### Article
Nothing major to report but the mud was back. Wet mud then dry mud then wet mud again. I arrived at Coldharbour Farm where I met an unhappy farmer. “Not me gov”, I proclaimed to which he replied… “have you seen the Hare Coursers”?
I hadn’t. After a brief exchange, he asked me to call the police and quote Operation Galileo and quote my ‘what three words’ reference if I did see the Hare Coursers.
It was a short distraction but good to talk to someone for a minute or so and then I was off and, on the trail again. I’d been tipped off that it was easy to get lost in this area and the instruction did seem to navigate me on a fairly technical route through and around the farm but I followed them. As I was arriving at the Windmill near Aythorpe Roding, I realised I had more than doubled the gap between myself and the runners behind… result!
The Final Checkpoint
Aythorpe Roding was the last Checkpoint and I arrived and thanks to my wife and youngest daughter, I necked a 500ml bottle of Pepsi. I told them I wasn’t hanging around. They hadn’t really appreciated that it was only 5km ish to the finish!
I looked over my shoulder and saw another running leaving the checkpoint and I asked him if he fancied running it in to the finish with me.
He accepted the invitation but explained he was spent and would slow me down and I should go ahead if I wanted to press on… regardless we ran together having a great chat about our experiences on Ultras. The time/distance just disappeared and in no time at all we arrived at the finish and finished together. I hadn’t compromised my pace and he had kept on it. We arrived at High Easter where we had boarded the coach several hours earlier. Result.
I had essentially run 45km ninety percent on my own and the last 5k in the company of others… The last 5k was probably the most enjoyable on this one!

### Source data
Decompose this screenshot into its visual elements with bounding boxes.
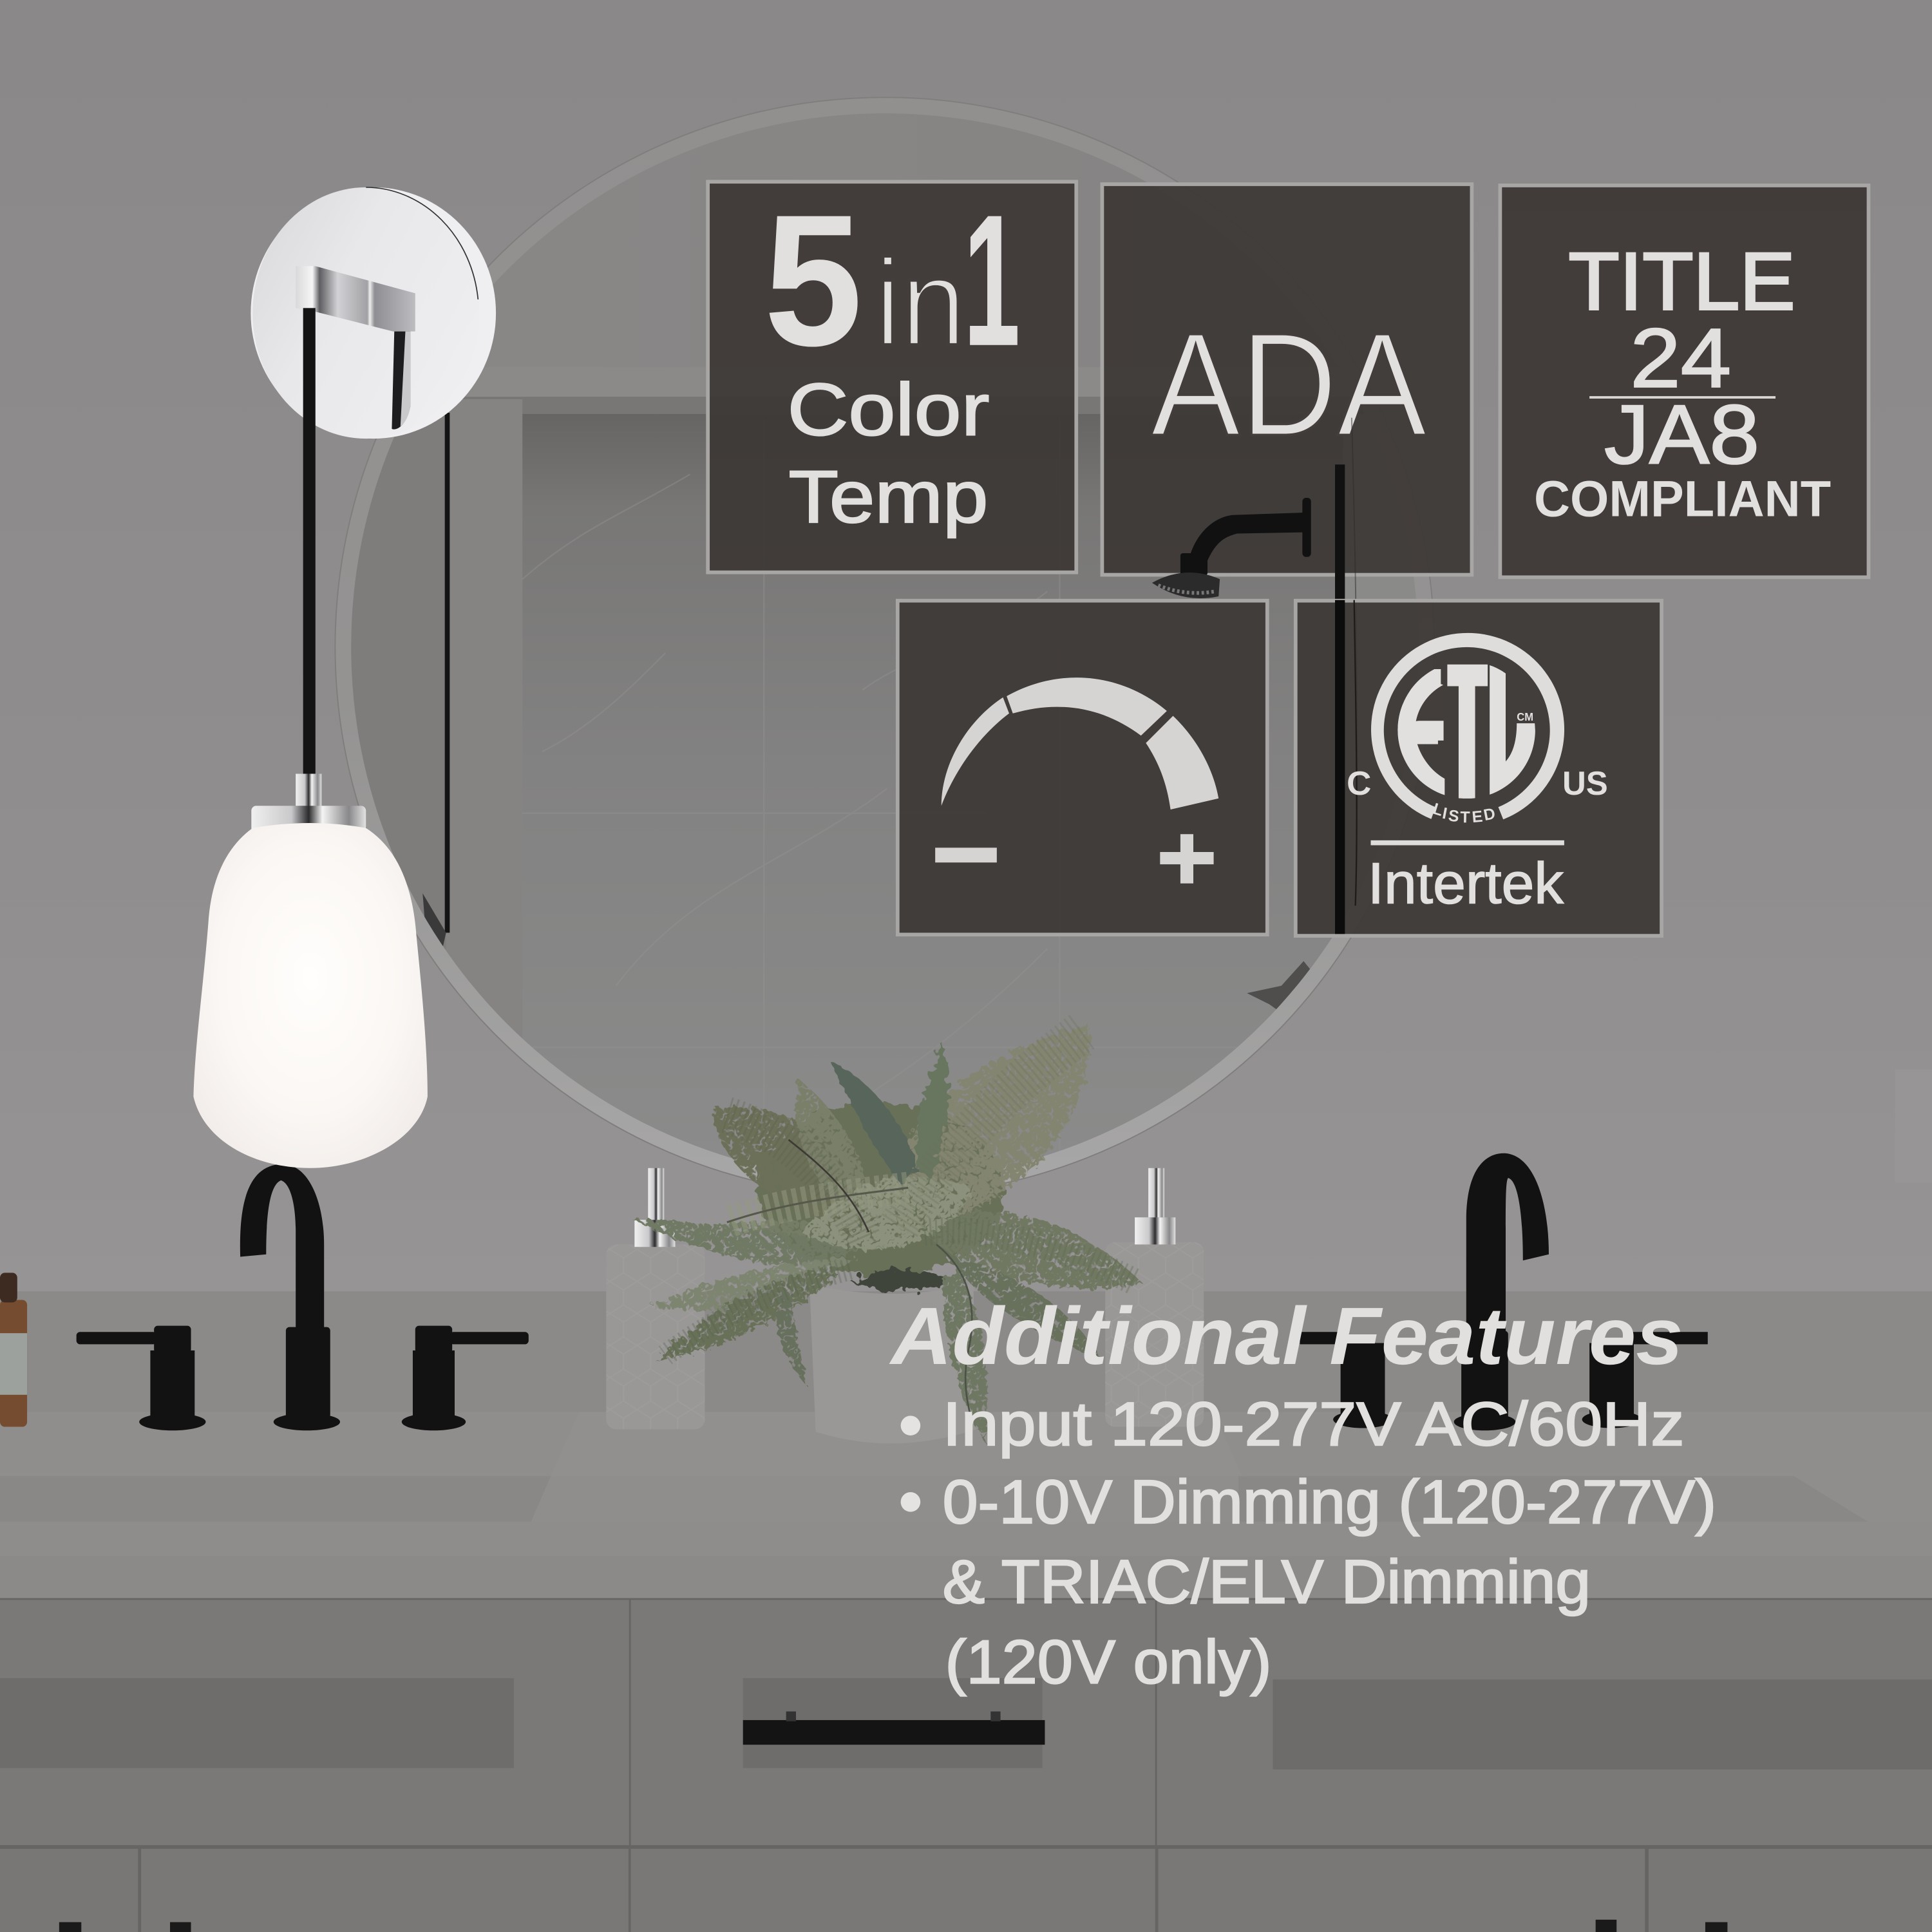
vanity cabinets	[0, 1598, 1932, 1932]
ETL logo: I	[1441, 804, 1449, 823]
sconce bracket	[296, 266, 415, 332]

### Task statement
Reproduce, word for word, the stretch of the race report above that begins at the words "He accepted the" and stops after "on this one!".

### Solution to this task
He accepted the invitation but explained he was spent and would slow me down and I should go ahead if I wanted to press on… regardless we ran together having a great chat about our experiences on Ultras. The time/distance just disappeared and in no time at all we arrived at the finish and finished together. I hadn’t compromised my pace and he had kept on it. We arrived at High Easter where we had boarded the coach several hours earlier. Result.
I had essentially run 45km ninety percent on my own and the last 5k in the company of others… The last 5k was probably the most enjoyable on this one!